:: Problem description ::
From the entries below, count the lines with "Miss". Write only the count.

Stored records:
==============================

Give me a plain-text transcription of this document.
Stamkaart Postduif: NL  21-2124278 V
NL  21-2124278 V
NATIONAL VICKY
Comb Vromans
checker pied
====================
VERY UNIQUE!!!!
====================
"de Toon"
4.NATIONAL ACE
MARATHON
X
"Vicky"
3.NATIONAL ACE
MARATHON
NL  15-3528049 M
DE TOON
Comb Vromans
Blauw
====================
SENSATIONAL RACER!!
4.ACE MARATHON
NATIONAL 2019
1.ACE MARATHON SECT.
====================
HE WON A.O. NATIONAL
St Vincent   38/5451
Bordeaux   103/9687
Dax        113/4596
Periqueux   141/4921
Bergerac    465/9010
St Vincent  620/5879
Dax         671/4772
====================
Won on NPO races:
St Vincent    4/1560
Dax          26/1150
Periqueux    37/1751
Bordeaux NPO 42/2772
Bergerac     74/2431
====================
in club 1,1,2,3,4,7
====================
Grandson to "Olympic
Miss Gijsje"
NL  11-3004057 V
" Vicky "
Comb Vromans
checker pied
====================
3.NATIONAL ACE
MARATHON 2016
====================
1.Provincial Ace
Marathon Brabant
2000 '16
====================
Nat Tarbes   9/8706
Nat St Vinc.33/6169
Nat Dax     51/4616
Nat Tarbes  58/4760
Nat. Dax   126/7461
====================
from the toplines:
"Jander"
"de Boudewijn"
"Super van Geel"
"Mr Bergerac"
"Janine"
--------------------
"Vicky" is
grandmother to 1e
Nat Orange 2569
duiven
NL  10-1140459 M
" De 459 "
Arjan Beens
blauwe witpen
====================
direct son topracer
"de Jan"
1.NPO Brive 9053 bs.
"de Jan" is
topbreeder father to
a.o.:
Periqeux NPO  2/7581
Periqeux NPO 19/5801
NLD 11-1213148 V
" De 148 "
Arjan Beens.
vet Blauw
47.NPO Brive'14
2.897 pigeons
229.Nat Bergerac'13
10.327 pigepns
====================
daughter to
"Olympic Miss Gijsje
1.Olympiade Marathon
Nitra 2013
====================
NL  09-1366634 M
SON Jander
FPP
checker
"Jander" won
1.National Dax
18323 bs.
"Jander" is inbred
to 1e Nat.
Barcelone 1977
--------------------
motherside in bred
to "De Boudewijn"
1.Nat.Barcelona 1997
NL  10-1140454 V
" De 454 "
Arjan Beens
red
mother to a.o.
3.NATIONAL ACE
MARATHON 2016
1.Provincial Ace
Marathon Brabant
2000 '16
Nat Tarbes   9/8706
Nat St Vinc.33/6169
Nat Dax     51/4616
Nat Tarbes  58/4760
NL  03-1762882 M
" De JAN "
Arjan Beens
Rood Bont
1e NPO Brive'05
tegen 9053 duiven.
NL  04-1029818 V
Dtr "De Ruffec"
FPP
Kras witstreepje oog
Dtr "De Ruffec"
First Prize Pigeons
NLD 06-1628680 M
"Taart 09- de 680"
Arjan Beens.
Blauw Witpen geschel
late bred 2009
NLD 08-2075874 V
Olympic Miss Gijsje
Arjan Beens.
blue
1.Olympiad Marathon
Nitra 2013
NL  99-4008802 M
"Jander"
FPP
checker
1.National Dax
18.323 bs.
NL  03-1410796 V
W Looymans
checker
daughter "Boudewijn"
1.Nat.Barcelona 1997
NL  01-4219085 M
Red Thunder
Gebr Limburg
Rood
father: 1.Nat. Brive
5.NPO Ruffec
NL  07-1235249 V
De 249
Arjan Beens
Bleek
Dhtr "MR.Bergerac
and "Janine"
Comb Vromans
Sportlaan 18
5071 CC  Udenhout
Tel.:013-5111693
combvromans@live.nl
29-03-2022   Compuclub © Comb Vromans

==============================

:: Written solution ::
3